We may soon develop the space technology to detect and potentially deflect future Earth-shattering impact events. It is less clear what we can do about the Yellowstone caldera and other supervolcano sites around the world that will explode again some fateful day. Nor is a grassroots movement to “Stop Earth Wobbles” likely to succeed, no matter how sincerely felt.
Milankovitch Cycle: Source: Global Warming Art
The Sun will be a reliable partner for the complexification of life on Earth, including human life, for two billion or more years. That is an inconceivably Big Future for our descendants, whatever they choose to call themselves. They will, however, surely face more earth-shattering events. Perhaps our kind will be reduced again to a mere 10,000 individuals. Much could be lost in those future climatic events.
Big History is a dramatic epic adventure, one in which the universe seems to repeatedly err on the side of elegant improbabilities. May it always be so in the long arc of our Big Future! The most important knowledge that humans have gained in the 10,000-year march of civilization is the combined history of the universe, our planet, and ourselves. If our descendants, the survivors of the next great evolutionary bottleneck, had only this Big History, they would have an enormous head start on the challenges of rebuilding.
This new Big History can also helps to orient humanity toward pragmatic problem-solving in dealing with our contemporary challenges of war and peace, economics and the environment, education and innovation, health and happiness, community and self, freedom and responsibility. We may not be able to prevent the next supervolcano, but we can certainly prevent the many evils and stupidities that we inflict on each other and the planet. Distributing this knowledge as broadly as possible throughout the world today is also the key to solving our 21st century problems.

# Task instructions
Answer these from the Big History passage:
(a) Which supervolcano site does it name?
(b) For how many years will the Sun be a reliable partner for the complexification of life on Earth?
(c) What does it call the most important knowledge humans have gained in the 10,000-year march of civilization?
The data that follows isn't needed for anything here.

# Information shown
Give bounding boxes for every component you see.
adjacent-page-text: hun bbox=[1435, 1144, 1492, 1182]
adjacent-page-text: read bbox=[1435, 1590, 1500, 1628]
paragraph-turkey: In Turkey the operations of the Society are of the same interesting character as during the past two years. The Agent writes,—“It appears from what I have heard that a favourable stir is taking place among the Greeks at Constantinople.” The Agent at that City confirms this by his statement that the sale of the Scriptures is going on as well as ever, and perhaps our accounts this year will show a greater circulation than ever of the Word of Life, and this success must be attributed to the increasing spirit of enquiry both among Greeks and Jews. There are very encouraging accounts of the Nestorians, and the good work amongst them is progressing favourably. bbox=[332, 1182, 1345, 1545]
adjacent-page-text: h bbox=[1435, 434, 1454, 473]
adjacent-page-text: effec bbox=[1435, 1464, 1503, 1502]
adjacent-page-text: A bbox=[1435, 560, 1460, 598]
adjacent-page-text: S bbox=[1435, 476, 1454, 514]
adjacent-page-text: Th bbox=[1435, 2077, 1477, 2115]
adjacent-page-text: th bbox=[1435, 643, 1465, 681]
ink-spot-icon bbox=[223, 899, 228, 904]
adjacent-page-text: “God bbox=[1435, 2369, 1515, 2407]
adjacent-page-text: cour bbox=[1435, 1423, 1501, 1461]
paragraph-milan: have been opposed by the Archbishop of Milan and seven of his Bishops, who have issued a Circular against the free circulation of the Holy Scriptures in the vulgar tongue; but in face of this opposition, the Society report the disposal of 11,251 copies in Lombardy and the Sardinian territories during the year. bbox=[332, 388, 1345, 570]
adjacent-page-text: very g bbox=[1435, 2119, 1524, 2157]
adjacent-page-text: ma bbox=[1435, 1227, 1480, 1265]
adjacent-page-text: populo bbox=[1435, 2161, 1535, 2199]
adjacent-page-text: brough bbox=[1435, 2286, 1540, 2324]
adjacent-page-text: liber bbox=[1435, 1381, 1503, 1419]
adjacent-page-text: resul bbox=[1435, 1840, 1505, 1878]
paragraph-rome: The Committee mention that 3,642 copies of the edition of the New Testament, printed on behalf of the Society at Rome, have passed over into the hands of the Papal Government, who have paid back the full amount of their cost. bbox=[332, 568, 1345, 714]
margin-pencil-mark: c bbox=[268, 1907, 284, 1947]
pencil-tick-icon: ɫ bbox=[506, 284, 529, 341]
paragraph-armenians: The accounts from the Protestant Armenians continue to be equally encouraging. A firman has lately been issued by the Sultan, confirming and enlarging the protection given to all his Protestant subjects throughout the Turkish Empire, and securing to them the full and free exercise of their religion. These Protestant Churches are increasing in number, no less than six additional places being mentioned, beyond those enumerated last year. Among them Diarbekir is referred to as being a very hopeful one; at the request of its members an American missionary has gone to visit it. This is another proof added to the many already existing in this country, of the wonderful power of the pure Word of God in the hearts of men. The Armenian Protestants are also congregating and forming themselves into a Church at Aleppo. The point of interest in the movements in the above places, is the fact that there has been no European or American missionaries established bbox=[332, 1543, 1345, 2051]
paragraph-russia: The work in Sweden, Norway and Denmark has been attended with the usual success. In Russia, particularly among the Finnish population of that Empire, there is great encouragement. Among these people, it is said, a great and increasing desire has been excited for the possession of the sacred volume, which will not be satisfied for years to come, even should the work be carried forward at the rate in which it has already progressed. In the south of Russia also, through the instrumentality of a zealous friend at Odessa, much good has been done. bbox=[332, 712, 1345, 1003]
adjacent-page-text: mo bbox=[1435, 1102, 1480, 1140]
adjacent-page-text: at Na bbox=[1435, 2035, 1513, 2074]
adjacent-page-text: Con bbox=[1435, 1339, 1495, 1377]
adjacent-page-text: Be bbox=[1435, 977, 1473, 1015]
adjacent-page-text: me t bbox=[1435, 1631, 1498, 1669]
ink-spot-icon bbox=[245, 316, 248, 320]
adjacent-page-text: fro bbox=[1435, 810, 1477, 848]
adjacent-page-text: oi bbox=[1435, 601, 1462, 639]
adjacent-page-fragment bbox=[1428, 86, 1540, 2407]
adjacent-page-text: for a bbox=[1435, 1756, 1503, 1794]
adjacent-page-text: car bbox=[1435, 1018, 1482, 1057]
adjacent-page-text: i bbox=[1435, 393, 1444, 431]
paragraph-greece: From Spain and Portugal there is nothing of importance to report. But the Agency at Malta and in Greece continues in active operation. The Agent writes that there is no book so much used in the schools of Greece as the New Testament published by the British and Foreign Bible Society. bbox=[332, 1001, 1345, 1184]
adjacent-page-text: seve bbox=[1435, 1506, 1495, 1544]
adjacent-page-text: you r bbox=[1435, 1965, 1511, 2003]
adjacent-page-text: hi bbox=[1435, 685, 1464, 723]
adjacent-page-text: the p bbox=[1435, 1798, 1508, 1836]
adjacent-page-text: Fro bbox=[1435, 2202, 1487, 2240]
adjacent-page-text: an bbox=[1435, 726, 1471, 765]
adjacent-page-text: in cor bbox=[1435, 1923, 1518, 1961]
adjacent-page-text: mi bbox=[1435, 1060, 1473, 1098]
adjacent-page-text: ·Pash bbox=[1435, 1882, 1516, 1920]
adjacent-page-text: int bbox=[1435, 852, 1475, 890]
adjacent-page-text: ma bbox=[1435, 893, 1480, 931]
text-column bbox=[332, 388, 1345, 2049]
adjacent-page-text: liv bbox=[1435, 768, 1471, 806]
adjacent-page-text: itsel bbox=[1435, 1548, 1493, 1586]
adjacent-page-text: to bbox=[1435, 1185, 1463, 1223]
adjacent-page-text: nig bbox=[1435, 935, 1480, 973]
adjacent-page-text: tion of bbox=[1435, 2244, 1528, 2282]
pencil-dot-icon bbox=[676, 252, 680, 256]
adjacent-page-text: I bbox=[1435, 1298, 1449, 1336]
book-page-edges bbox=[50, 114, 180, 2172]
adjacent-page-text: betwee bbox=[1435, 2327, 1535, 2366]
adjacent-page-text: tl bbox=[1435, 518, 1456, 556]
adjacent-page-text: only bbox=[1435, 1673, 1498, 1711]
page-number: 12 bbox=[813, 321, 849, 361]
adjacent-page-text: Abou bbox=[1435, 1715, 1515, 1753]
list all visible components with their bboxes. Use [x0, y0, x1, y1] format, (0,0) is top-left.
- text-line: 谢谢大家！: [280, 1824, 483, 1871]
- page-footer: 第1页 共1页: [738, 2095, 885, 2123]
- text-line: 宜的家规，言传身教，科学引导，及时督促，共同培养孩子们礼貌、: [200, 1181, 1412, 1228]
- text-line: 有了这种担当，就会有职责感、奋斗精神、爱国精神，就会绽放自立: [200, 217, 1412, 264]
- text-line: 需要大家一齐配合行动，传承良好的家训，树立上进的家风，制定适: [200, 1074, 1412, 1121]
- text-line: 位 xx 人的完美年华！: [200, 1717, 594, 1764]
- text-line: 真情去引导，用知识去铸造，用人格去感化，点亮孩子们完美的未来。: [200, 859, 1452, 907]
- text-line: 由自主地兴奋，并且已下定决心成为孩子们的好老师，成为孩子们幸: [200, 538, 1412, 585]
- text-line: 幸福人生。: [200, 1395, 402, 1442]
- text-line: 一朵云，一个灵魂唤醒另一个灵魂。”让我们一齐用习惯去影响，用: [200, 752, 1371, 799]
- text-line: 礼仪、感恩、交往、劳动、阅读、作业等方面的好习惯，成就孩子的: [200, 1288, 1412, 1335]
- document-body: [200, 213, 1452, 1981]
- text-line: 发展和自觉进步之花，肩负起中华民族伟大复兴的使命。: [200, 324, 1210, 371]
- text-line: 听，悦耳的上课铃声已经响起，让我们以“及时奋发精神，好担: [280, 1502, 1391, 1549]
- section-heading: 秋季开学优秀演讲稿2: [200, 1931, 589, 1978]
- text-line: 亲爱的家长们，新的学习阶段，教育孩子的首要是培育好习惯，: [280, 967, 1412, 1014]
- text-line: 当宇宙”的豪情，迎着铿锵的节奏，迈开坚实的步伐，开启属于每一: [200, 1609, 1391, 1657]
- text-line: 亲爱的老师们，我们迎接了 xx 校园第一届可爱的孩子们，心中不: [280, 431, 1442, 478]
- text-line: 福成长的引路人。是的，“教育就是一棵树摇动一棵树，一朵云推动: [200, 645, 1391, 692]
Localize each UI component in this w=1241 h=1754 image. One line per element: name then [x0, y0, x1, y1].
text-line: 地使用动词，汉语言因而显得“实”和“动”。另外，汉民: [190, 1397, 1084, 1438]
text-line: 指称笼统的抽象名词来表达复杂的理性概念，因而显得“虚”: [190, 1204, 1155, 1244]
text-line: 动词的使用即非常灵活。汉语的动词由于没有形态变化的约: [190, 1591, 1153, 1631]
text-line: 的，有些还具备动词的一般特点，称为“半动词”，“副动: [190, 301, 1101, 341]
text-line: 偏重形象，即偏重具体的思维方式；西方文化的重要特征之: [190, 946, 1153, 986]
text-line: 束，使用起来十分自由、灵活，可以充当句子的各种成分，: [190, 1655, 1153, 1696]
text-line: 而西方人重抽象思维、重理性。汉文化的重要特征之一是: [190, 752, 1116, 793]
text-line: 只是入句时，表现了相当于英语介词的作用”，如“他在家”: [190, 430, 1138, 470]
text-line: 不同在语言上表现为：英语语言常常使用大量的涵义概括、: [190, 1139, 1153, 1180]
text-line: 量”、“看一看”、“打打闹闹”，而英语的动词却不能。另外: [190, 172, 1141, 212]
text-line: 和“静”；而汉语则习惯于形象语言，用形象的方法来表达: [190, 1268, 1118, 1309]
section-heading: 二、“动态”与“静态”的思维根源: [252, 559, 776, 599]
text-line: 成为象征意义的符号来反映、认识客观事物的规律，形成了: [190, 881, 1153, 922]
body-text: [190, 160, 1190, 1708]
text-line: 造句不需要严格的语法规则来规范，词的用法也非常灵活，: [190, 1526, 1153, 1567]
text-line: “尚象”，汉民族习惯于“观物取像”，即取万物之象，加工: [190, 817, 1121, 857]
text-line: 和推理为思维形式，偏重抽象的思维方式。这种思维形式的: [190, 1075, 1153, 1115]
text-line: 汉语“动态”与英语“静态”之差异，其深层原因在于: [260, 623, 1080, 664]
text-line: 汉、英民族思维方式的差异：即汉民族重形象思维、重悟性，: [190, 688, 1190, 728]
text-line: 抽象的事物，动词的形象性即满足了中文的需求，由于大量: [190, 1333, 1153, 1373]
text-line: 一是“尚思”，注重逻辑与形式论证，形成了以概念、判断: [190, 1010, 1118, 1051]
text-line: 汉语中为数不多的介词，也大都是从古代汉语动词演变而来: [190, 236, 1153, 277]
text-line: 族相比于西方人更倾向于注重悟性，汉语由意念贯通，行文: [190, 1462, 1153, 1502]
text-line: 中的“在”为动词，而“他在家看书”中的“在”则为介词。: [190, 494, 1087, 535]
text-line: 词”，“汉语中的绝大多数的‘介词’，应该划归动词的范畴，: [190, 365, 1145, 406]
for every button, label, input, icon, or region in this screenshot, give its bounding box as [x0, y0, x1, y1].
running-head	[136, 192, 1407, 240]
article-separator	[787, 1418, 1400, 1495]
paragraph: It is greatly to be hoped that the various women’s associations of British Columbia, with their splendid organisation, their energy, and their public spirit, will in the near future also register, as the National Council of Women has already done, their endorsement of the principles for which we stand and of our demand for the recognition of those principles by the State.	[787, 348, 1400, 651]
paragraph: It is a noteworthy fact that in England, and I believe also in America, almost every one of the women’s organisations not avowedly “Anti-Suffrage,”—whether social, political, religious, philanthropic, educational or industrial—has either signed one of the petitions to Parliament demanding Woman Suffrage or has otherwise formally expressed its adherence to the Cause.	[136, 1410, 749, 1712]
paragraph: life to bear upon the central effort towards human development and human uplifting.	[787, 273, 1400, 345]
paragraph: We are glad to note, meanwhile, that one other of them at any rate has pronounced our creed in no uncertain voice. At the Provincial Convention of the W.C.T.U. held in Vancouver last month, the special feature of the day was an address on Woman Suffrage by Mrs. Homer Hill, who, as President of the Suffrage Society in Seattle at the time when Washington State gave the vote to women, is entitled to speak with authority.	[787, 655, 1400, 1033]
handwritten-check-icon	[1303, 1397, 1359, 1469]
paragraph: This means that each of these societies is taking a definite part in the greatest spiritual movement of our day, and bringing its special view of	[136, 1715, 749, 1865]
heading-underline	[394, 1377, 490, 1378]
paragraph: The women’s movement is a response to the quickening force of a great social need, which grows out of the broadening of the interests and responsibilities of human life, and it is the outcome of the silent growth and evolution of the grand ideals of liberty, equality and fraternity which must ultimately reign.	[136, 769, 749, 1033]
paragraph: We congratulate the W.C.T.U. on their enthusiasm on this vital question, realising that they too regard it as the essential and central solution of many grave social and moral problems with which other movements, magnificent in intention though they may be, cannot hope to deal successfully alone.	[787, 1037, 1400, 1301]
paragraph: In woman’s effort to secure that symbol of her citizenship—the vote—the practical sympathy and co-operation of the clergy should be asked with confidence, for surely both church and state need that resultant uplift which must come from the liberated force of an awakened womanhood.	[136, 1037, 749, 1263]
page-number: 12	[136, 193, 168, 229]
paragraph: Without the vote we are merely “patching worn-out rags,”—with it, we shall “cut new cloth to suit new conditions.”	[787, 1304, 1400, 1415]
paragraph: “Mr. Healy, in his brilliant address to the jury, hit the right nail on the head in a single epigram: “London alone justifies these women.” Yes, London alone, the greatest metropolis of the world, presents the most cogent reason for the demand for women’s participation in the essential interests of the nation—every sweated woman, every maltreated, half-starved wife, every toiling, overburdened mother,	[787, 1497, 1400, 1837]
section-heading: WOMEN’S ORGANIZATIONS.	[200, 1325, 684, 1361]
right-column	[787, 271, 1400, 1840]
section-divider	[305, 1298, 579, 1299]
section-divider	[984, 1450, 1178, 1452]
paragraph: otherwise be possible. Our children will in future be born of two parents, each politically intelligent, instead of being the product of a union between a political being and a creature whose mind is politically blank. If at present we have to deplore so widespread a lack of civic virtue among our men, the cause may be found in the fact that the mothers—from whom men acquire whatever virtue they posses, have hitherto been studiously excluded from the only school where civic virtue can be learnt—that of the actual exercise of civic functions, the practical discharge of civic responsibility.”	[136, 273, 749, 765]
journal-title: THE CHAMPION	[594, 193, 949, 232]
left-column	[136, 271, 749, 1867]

# Answer below
(a) The Yellowstone caldera.
(b) Two billion or more years.
(c) The combined history of the universe, our planet, and ourselves.